**TASK GOAL**: Provide the data again in its entirety, exactly as given.
--- START RECORDS SUPPLIED ---
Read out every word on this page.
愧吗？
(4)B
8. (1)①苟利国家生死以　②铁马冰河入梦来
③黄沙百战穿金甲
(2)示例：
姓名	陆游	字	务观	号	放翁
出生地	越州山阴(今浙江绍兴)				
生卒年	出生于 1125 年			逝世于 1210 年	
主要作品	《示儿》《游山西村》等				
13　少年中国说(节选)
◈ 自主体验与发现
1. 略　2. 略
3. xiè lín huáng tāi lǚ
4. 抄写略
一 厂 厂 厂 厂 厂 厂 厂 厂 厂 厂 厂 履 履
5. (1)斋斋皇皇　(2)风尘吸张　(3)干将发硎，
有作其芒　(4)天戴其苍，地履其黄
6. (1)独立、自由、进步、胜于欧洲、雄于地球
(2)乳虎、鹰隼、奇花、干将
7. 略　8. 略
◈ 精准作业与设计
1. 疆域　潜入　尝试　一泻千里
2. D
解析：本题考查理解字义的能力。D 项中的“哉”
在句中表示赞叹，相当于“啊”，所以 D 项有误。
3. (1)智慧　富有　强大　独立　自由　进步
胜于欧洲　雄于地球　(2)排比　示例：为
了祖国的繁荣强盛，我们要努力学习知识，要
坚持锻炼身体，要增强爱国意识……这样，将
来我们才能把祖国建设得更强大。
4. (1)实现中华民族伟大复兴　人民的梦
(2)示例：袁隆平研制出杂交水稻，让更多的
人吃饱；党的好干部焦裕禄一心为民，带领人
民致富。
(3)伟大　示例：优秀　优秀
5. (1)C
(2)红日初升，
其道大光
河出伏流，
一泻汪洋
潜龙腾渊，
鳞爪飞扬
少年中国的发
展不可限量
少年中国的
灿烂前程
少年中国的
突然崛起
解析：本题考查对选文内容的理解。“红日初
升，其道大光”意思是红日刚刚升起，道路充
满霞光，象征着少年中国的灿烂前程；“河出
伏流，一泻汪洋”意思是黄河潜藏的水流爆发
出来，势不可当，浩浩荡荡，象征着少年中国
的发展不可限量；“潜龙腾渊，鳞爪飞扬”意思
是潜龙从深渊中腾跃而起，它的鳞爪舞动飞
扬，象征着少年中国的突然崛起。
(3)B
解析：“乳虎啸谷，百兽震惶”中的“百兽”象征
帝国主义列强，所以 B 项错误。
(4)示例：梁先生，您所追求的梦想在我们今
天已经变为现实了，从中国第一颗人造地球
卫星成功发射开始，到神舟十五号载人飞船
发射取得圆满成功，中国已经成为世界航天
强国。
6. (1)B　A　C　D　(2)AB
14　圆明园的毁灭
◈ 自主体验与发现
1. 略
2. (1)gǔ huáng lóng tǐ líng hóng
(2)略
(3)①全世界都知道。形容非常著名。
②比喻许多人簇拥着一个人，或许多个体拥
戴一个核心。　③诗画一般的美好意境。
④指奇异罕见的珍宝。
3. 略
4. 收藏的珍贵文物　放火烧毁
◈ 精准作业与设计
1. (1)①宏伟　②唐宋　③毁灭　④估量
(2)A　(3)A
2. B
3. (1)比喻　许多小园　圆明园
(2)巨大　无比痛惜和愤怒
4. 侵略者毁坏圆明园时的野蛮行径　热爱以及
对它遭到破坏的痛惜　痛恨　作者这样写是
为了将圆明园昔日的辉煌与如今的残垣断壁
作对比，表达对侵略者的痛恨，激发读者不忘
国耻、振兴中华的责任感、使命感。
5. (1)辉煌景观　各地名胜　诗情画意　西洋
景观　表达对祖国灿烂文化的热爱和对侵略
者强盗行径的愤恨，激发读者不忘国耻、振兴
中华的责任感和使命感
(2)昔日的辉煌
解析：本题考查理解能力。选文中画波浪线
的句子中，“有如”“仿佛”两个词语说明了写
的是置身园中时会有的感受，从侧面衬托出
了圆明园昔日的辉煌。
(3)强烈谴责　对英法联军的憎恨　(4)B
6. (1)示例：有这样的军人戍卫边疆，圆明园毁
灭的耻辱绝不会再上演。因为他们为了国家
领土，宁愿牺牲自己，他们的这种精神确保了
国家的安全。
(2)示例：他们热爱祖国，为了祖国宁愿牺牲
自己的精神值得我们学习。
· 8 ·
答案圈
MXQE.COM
--- END RECORDS SUPPLIED ---
**WRITTEN SOLUTION**:
Read out every word on this page.
愧吗？
(4)B
8. (1)①苟利国家生死以　②铁马冰河入梦来
③黄沙百战穿金甲
(2)示例：
姓名	陆游	字	务观	号	放翁
出生地	越州山阴(今浙江绍兴)				
生卒年	出生于 1125 年			逝世于 1210 年	
主要作品	《示儿》《游山西村》等				
13　少年中国说(节选)
◈ 自主体验与发现
1. 略　2. 略
3. xiè lín huáng tāi lǚ
4. 抄写略
一 厂 厂 厂 厂 厂 厂 厂 厂 厂 厂 厂 履 履
5. (1)斋斋皇皇　(2)风尘吸张　(3)干将发硎，
有作其芒　(4)天戴其苍，地履其黄
6. (1)独立、自由、进步、胜于欧洲、雄于地球
(2)乳虎、鹰隼、奇花、干将
7. 略　8. 略
◈ 精准作业与设计
1. 疆域　潜入　尝试　一泻千里
2. D
解析：本题考查理解字义的能力。D 项中的“哉”
在句中表示赞叹，相当于“啊”，所以 D 项有误。
3. (1)智慧　富有　强大　独立　自由　进步
胜于欧洲　雄于地球　(2)排比　示例：为
了祖国的繁荣强盛，我们要努力学习知识，要
坚持锻炼身体，要增强爱国意识……这样，将
来我们才能把祖国建设得更强大。
4. (1)实现中华民族伟大复兴　人民的梦
(2)示例：袁隆平研制出杂交水稻，让更多的
人吃饱；党的好干部焦裕禄一心为民，带领人
民致富。
(3)伟大　示例：优秀　优秀
5. (1)C
(2)红日初升，
其道大光
河出伏流，
一泻汪洋
潜龙腾渊，
鳞爪飞扬
少年中国的发
展不可限量
少年中国的
灿烂前程
少年中国的
突然崛起
解析：本题考查对选文内容的理解。“红日初
升，其道大光”意思是红日刚刚升起，道路充
满霞光，象征着少年中国的灿烂前程；“河出
伏流，一泻汪洋”意思是黄河潜藏的水流爆发
出来，势不可当，浩浩荡荡，象征着少年中国
的发展不可限量；“潜龙腾渊，鳞爪飞扬”意思
是潜龙从深渊中腾跃而起，它的鳞爪舞动飞
扬，象征着少年中国的突然崛起。
(3)B
解析：“乳虎啸谷，百兽震惶”中的“百兽”象征
帝国主义列强，所以 B 项错误。
(4)示例：梁先生，您所追求的梦想在我们今
天已经变为现实了，从中国第一颗人造地球
卫星成功发射开始，到神舟十五号载人飞船
发射取得圆满成功，中国已经成为世界航天
强国。
6. (1)B　A　C　D　(2)AB
14　圆明园的毁灭
◈ 自主体验与发现
1. 略
2. (1)gǔ huáng lóng tǐ líng hóng
(2)略
(3)①全世界都知道。形容非常著名。
②比喻许多人簇拥着一个人，或许多个体拥
戴一个核心。　③诗画一般的美好意境。
④指奇异罕见的珍宝。
3. 略
4. 收藏的珍贵文物　放火烧毁
◈ 精准作业与设计
1. (1)①宏伟　②唐宋　③毁灭　④估量
(2)A　(3)A
2. B
3. (1)比喻　许多小园　圆明园
(2)巨大　无比痛惜和愤怒
4. 侵略者毁坏圆明园时的野蛮行径　热爱以及
对它遭到破坏的痛惜　痛恨　作者这样写是
为了将圆明园昔日的辉煌与如今的残垣断壁
作对比，表达对侵略者的痛恨，激发读者不忘
国耻、振兴中华的责任感、使命感。
5. (1)辉煌景观　各地名胜　诗情画意　西洋
景观　表达对祖国灿烂文化的热爱和对侵略
者强盗行径的愤恨，激发读者不忘国耻、振兴
中华的责任感和使命感
(2)昔日的辉煌
解析：本题考查理解能力。选文中画波浪线
的句子中，“有如”“仿佛”两个词语说明了写
的是置身园中时会有的感受，从侧面衬托出
了圆明园昔日的辉煌。
(3)强烈谴责　对英法联军的憎恨　(4)B
6. (1)示例：有这样的军人戍卫边疆，圆明园毁
灭的耻辱绝不会再上演。因为他们为了国家
领土，宁愿牺牲自己，他们的这种精神确保了
国家的安全。
(2)示例：他们热爱祖国，为了祖国宁愿牺牲
自己的精神值得我们学习。
· 8 ·
答案圈
MXQE.COM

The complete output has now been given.